• **Written exercise**
Scan the records and identify every line in which the string "working" occurs, then return those lines.

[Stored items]
%%

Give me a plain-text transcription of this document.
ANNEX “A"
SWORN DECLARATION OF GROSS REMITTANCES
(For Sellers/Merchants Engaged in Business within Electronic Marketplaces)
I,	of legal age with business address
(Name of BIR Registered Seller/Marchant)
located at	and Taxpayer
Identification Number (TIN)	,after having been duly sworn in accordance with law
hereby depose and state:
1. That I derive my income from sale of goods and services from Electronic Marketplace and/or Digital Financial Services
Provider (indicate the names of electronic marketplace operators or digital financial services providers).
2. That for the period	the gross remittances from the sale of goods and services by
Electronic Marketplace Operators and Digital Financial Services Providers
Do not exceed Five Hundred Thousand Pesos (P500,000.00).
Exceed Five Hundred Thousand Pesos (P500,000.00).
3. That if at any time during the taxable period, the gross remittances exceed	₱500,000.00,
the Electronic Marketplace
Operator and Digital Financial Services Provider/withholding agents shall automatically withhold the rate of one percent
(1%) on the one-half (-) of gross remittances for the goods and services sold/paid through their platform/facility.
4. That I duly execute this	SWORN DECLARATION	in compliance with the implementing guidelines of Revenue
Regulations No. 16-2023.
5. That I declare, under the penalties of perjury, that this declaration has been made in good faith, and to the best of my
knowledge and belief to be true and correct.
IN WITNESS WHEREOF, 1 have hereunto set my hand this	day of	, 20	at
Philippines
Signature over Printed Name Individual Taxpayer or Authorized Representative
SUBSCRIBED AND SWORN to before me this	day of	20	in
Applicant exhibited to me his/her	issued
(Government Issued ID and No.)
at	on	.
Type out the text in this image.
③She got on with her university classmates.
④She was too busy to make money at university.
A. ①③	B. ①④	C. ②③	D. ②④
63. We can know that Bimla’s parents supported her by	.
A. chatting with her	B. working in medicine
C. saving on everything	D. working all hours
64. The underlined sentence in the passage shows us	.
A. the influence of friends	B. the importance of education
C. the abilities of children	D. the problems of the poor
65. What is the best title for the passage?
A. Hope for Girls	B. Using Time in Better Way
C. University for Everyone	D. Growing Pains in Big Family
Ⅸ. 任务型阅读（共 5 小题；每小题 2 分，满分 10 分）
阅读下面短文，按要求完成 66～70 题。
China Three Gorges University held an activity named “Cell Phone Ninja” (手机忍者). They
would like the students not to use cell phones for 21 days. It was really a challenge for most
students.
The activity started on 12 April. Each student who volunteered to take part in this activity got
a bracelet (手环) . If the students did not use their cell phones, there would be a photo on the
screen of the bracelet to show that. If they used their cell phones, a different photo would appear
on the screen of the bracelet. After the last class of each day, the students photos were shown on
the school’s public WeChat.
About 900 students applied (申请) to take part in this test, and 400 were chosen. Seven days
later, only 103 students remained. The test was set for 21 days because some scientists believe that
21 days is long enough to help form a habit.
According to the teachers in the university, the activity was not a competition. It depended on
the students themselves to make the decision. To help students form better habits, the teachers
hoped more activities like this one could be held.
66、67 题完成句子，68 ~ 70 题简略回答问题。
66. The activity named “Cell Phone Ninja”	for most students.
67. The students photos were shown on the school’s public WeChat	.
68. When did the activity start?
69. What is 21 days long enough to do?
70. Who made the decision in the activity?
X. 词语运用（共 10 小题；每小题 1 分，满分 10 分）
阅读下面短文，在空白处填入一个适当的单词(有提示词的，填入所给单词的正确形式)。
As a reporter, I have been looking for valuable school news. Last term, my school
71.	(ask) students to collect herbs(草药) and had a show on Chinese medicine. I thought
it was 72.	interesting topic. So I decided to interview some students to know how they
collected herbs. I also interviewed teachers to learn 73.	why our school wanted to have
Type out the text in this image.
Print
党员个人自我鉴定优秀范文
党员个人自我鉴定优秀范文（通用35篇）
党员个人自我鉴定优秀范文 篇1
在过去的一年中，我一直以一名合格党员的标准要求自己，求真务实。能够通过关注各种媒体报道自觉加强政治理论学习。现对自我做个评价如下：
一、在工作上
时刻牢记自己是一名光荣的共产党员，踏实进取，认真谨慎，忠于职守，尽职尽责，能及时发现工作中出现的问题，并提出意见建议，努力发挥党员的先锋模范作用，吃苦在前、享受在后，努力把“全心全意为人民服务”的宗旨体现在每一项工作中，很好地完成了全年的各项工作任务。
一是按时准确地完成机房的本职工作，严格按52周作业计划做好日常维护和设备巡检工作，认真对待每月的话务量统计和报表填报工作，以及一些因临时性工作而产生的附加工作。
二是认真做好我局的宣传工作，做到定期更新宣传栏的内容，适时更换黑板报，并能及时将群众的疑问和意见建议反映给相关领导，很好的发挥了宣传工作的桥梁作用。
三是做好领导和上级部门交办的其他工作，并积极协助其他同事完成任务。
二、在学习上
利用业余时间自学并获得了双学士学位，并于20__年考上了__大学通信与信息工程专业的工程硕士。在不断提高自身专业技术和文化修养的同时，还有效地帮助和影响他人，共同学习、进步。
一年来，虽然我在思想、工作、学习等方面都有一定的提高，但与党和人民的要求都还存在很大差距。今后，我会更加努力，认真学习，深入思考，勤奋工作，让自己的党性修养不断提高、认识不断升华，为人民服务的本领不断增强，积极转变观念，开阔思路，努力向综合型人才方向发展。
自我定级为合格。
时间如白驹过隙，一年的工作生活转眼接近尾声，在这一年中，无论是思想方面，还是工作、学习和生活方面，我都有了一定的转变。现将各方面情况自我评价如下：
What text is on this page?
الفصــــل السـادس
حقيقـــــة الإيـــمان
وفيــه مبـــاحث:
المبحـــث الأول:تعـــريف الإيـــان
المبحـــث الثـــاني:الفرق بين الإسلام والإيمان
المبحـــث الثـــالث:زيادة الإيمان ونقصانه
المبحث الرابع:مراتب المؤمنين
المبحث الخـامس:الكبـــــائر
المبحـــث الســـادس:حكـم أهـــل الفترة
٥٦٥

%%

• **Output for this task**
A. chatting with her	B. working in medicine
C. saving on everything	D. working all hours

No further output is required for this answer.